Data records
#####

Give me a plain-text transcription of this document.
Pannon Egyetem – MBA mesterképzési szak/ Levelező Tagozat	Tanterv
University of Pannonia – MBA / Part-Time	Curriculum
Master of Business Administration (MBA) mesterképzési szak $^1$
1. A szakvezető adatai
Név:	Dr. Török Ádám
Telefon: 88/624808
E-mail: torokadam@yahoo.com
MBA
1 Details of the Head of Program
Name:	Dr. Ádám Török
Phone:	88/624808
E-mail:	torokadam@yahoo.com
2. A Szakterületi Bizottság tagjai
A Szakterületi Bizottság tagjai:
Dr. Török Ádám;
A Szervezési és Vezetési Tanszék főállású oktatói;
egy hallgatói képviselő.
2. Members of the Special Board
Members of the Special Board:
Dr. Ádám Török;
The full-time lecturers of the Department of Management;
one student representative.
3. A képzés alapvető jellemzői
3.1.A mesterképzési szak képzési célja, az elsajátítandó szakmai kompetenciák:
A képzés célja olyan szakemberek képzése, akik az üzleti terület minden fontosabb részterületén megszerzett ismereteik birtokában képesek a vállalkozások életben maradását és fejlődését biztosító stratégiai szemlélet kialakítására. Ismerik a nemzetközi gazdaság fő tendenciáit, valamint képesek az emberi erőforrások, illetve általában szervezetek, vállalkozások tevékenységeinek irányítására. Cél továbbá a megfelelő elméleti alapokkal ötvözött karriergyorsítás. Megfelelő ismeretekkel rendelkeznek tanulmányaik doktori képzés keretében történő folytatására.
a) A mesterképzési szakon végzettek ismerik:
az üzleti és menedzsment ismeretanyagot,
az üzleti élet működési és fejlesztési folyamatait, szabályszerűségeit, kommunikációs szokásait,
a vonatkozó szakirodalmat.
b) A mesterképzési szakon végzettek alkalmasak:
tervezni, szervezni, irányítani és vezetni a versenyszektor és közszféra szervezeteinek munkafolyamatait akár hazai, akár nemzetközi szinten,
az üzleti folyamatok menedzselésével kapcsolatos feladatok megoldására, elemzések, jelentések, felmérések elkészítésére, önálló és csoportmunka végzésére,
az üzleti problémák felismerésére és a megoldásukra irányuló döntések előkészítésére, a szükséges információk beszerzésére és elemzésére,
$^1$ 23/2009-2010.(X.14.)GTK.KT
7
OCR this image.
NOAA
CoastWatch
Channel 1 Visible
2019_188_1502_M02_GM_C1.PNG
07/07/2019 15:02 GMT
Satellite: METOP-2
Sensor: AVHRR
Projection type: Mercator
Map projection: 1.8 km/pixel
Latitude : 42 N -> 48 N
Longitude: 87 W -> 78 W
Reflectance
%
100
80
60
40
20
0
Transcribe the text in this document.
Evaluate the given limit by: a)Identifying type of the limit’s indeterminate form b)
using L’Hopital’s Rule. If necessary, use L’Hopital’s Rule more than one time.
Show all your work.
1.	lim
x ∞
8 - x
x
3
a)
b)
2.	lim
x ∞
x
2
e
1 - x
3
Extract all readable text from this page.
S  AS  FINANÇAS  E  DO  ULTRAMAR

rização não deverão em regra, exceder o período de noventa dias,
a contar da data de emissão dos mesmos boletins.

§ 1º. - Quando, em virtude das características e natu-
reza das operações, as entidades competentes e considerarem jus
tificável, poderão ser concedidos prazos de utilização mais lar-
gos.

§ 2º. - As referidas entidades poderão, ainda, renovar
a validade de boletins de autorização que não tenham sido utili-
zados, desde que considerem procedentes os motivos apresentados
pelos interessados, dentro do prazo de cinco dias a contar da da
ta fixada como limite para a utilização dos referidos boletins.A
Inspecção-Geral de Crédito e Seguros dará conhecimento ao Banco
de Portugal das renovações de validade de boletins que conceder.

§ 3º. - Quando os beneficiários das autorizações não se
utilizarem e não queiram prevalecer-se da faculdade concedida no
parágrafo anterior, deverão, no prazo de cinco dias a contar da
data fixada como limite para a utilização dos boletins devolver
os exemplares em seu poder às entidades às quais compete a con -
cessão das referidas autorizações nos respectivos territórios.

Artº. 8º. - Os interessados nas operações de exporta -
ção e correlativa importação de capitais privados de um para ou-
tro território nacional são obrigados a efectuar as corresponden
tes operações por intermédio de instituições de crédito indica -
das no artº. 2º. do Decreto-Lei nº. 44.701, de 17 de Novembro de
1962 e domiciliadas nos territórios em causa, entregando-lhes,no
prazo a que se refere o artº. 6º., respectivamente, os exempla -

#####

Exercise aim
Copy all data exactly, start to finish.

Exercise response
Give me a plain-text transcription of this document.
Pannon Egyetem – MBA mesterképzési szak/ Levelező Tagozat	Tanterv
University of Pannonia – MBA / Part-Time	Curriculum
Master of Business Administration (MBA) mesterképzési szak $^1$
1. A szakvezető adatai
Név:	Dr. Török Ádám
Telefon: 88/624808
E-mail: torokadam@yahoo.com
MBA
1 Details of the Head of Program
Name:	Dr. Ádám Török
Phone:	88/624808
E-mail:	torokadam@yahoo.com
2. A Szakterületi Bizottság tagjai
A Szakterületi Bizottság tagjai:
Dr. Török Ádám;
A Szervezési és Vezetési Tanszék főállású oktatói;
egy hallgatói képviselő.
2. Members of the Special Board
Members of the Special Board:
Dr. Ádám Török;
The full-time lecturers of the Department of Management;
one student representative.
3. A képzés alapvető jellemzői
3.1.A mesterképzési szak képzési célja, az elsajátítandó szakmai kompetenciák:
A képzés célja olyan szakemberek képzése, akik az üzleti terület minden fontosabb részterületén megszerzett ismereteik birtokában képesek a vállalkozások életben maradását és fejlődését biztosító stratégiai szemlélet kialakítására. Ismerik a nemzetközi gazdaság fő tendenciáit, valamint képesek az emberi erőforrások, illetve általában szervezetek, vállalkozások tevékenységeinek irányítására. Cél továbbá a megfelelő elméleti alapokkal ötvözött karriergyorsítás. Megfelelő ismeretekkel rendelkeznek tanulmányaik doktori képzés keretében történő folytatására.
a) A mesterképzési szakon végzettek ismerik:
az üzleti és menedzsment ismeretanyagot,
az üzleti élet működési és fejlesztési folyamatait, szabályszerűségeit, kommunikációs szokásait,
a vonatkozó szakirodalmat.
b) A mesterképzési szakon végzettek alkalmasak:
tervezni, szervezni, irányítani és vezetni a versenyszektor és közszféra szervezeteinek munkafolyamatait akár hazai, akár nemzetközi szinten,
az üzleti folyamatok menedzselésével kapcsolatos feladatok megoldására, elemzések, jelentések, felmérések elkészítésére, önálló és csoportmunka végzésére,
az üzleti problémák felismerésére és a megoldásukra irányuló döntések előkészítésére, a szükséges információk beszerzésére és elemzésére,
$^1$ 23/2009-2010.(X.14.)GTK.KT
7
OCR this image.
NOAA
CoastWatch
Channel 1 Visible
2019_188_1502_M02_GM_C1.PNG
07/07/2019 15:02 GMT
Satellite: METOP-2
Sensor: AVHRR
Projection type: Mercator
Map projection: 1.8 km/pixel
Latitude : 42 N -> 48 N
Longitude: 87 W -> 78 W
Reflectance
%
100
80
60
40
20
0
Transcribe the text in this document.
Evaluate the given limit by: a)Identifying type of the limit’s indeterminate form b)
using L’Hopital’s Rule. If necessary, use L’Hopital’s Rule more than one time.
Show all your work.
1.	lim
x ∞
8 - x
x
3
a)
b)
2.	lim
x ∞
x
2
e
1 - x
3
Extract all readable text from this page.
S  AS  FINANÇAS  E  DO  ULTRAMAR

rização não deverão em regra, exceder o período de noventa dias,
a contar da data de emissão dos mesmos boletins.

§ 1º. - Quando, em virtude das características e natu-
reza das operações, as entidades competentes e considerarem jus
tificável, poderão ser concedidos prazos de utilização mais lar-
gos.

§ 2º. - As referidas entidades poderão, ainda, renovar
a validade de boletins de autorização que não tenham sido utili-
zados, desde que considerem procedentes os motivos apresentados
pelos interessados, dentro do prazo de cinco dias a contar da da
ta fixada como limite para a utilização dos referidos boletins.A
Inspecção-Geral de Crédito e Seguros dará conhecimento ao Banco
de Portugal das renovações de validade de boletins que conceder.

§ 3º. - Quando os beneficiários das autorizações não se
utilizarem e não queiram prevalecer-se da faculdade concedida no
parágrafo anterior, deverão, no prazo de cinco dias a contar da
data fixada como limite para a utilização dos boletins devolver
os exemplares em seu poder às entidades às quais compete a con -
cessão das referidas autorizações nos respectivos territórios.

Artº. 8º. - Os interessados nas operações de exporta -
ção e correlativa importação de capitais privados de um para ou-
tro território nacional são obrigados a efectuar as corresponden
tes operações por intermédio de instituições de crédito indica -
das no artº. 2º. do Decreto-Lei nº. 44.701, de 17 de Novembro de
1962 e domiciliadas nos territórios em causa, entregando-lhes,no
prazo a que se refere o artº. 6º., respectivamente, os exempla -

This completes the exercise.